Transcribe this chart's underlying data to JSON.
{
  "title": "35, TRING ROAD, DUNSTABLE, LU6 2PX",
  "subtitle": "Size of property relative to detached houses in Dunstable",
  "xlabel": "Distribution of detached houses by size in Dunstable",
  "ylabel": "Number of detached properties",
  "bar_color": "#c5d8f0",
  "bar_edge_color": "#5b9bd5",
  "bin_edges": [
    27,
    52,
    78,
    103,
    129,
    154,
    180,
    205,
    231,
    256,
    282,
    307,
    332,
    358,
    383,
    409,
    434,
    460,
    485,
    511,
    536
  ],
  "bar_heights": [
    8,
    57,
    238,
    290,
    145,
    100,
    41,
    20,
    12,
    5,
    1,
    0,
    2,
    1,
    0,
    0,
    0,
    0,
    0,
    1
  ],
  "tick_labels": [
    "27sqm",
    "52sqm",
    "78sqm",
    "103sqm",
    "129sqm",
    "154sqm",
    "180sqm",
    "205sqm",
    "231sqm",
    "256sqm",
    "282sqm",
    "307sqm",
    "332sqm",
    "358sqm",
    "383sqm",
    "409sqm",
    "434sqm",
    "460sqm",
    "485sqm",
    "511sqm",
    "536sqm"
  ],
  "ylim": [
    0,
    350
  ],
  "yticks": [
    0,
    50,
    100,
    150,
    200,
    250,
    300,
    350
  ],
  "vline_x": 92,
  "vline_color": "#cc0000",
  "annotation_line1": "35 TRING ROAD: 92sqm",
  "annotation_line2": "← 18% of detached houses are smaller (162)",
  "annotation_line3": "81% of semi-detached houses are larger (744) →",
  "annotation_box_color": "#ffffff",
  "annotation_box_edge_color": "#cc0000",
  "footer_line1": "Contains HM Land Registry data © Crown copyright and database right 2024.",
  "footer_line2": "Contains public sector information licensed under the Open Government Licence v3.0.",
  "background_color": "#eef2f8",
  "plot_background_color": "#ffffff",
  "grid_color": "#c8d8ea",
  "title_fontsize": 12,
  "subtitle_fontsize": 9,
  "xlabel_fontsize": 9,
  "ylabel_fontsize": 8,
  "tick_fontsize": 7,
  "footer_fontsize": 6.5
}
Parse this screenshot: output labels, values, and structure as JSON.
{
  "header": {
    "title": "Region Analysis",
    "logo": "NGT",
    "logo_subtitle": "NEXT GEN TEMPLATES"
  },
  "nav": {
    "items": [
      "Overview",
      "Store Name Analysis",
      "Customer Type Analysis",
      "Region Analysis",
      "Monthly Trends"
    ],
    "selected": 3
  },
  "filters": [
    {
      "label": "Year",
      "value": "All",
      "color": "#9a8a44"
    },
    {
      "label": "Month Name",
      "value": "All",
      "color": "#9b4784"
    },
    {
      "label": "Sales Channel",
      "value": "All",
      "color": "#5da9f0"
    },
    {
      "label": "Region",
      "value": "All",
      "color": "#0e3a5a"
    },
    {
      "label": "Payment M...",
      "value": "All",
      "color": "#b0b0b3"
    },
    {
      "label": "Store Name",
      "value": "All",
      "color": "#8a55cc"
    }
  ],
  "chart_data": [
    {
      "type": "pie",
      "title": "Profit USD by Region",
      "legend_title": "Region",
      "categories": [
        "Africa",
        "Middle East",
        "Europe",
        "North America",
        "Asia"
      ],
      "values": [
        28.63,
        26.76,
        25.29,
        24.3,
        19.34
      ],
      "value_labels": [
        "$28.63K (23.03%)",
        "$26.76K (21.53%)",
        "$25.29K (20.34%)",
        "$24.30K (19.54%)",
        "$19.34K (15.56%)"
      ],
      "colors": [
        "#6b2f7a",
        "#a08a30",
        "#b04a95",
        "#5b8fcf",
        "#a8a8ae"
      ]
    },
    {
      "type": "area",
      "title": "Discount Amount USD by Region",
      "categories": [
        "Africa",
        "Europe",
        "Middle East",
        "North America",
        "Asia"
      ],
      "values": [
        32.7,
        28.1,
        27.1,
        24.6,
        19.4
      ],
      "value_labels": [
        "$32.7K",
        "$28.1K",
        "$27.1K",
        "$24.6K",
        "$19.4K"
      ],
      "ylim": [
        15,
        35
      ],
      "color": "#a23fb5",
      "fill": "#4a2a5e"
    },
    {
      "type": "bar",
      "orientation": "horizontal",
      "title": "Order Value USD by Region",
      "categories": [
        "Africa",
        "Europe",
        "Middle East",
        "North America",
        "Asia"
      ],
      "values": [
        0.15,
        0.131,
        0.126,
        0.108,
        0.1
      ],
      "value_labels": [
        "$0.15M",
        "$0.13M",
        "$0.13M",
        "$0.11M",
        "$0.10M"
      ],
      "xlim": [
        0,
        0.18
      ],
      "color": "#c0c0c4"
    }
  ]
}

◆ ◆ ◆ ◆ ◆ ◆ ◆

What to produce
Print out the whole listing exactly as it appears.

Exercise result
Transcribe this chart's underlying data to JSON.
{
  "title": "35, TRING ROAD, DUNSTABLE, LU6 2PX",
  "subtitle": "Size of property relative to detached houses in Dunstable",
  "xlabel": "Distribution of detached houses by size in Dunstable",
  "ylabel": "Number of detached properties",
  "bar_color": "#c5d8f0",
  "bar_edge_color": "#5b9bd5",
  "bin_edges": [
    27,
    52,
    78,
    103,
    129,
    154,
    180,
    205,
    231,
    256,
    282,
    307,
    332,
    358,
    383,
    409,
    434,
    460,
    485,
    511,
    536
  ],
  "bar_heights": [
    8,
    57,
    238,
    290,
    145,
    100,
    41,
    20,
    12,
    5,
    1,
    0,
    2,
    1,
    0,
    0,
    0,
    0,
    0,
    1
  ],
  "tick_labels": [
    "27sqm",
    "52sqm",
    "78sqm",
    "103sqm",
    "129sqm",
    "154sqm",
    "180sqm",
    "205sqm",
    "231sqm",
    "256sqm",
    "282sqm",
    "307sqm",
    "332sqm",
    "358sqm",
    "383sqm",
    "409sqm",
    "434sqm",
    "460sqm",
    "485sqm",
    "511sqm",
    "536sqm"
  ],
  "ylim": [
    0,
    350
  ],
  "yticks": [
    0,
    50,
    100,
    150,
    200,
    250,
    300,
    350
  ],
  "vline_x": 92,
  "vline_color": "#cc0000",
  "annotation_line1": "35 TRING ROAD: 92sqm",
  "annotation_line2": "← 18% of detached houses are smaller (162)",
  "annotation_line3": "81% of semi-detached houses are larger (744) →",
  "annotation_box_color": "#ffffff",
  "annotation_box_edge_color": "#cc0000",
  "footer_line1": "Contains HM Land Registry data © Crown copyright and database right 2024.",
  "footer_line2": "Contains public sector information licensed under the Open Government Licence v3.0.",
  "background_color": "#eef2f8",
  "plot_background_color": "#ffffff",
  "grid_color": "#c8d8ea",
  "title_fontsize": 12,
  "subtitle_fontsize": 9,
  "xlabel_fontsize": 9,
  "ylabel_fontsize": 8,
  "tick_fontsize": 7,
  "footer_fontsize": 6.5
}
Parse this screenshot: output labels, values, and structure as JSON.
{
  "header": {
    "title": "Region Analysis",
    "logo": "NGT",
    "logo_subtitle": "NEXT GEN TEMPLATES"
  },
  "nav": {
    "items": [
      "Overview",
      "Store Name Analysis",
      "Customer Type Analysis",
      "Region Analysis",
      "Monthly Trends"
    ],
    "selected": 3
  },
  "filters": [
    {
      "label": "Year",
      "value": "All",
      "color": "#9a8a44"
    },
    {
      "label": "Month Name",
      "value": "All",
      "color": "#9b4784"
    },
    {
      "label": "Sales Channel",
      "value": "All",
      "color": "#5da9f0"
    },
    {
      "label": "Region",
      "value": "All",
      "color": "#0e3a5a"
    },
    {
      "label": "Payment M...",
      "value": "All",
      "color": "#b0b0b3"
    },
    {
      "label": "Store Name",
      "value": "All",
      "color": "#8a55cc"
    }
  ],
  "chart_data": [
    {
      "type": "pie",
      "title": "Profit USD by Region",
      "legend_title": "Region",
      "categories": [
        "Africa",
        "Middle East",
        "Europe",
        "North America",
        "Asia"
      ],
      "values": [
        28.63,
        26.76,
        25.29,
        24.3,
        19.34
      ],
      "value_labels": [
        "$28.63K (23.03%)",
        "$26.76K (21.53%)",
        "$25.29K (20.34%)",
        "$24.30K (19.54%)",
        "$19.34K (15.56%)"
      ],
      "colors": [
        "#6b2f7a",
        "#a08a30",
        "#b04a95",
        "#5b8fcf",
        "#a8a8ae"
      ]
    },
    {
      "type": "area",
      "title": "Discount Amount USD by Region",
      "categories": [
        "Africa",
        "Europe",
        "Middle East",
        "North America",
        "Asia"
      ],
      "values": [
        32.7,
        28.1,
        27.1,
        24.6,
        19.4
      ],
      "value_labels": [
        "$32.7K",
        "$28.1K",
        "$27.1K",
        "$24.6K",
        "$19.4K"
      ],
      "ylim": [
        15,
        35
      ],
      "color": "#a23fb5",
      "fill": "#4a2a5e"
    },
    {
      "type": "bar",
      "orientation": "horizontal",
      "title": "Order Value USD by Region",
      "categories": [
        "Africa",
        "Europe",
        "Middle East",
        "North America",
        "Asia"
      ],
      "values": [
        0.15,
        0.131,
        0.126,
        0.108,
        0.1
      ],
      "value_labels": [
        "$0.15M",
        "$0.13M",
        "$0.13M",
        "$0.11M",
        "$0.10M"
      ],
      "xlim": [
        0,
        0.18
      ],
      "color": "#c0c0c4"
    }
  ]
}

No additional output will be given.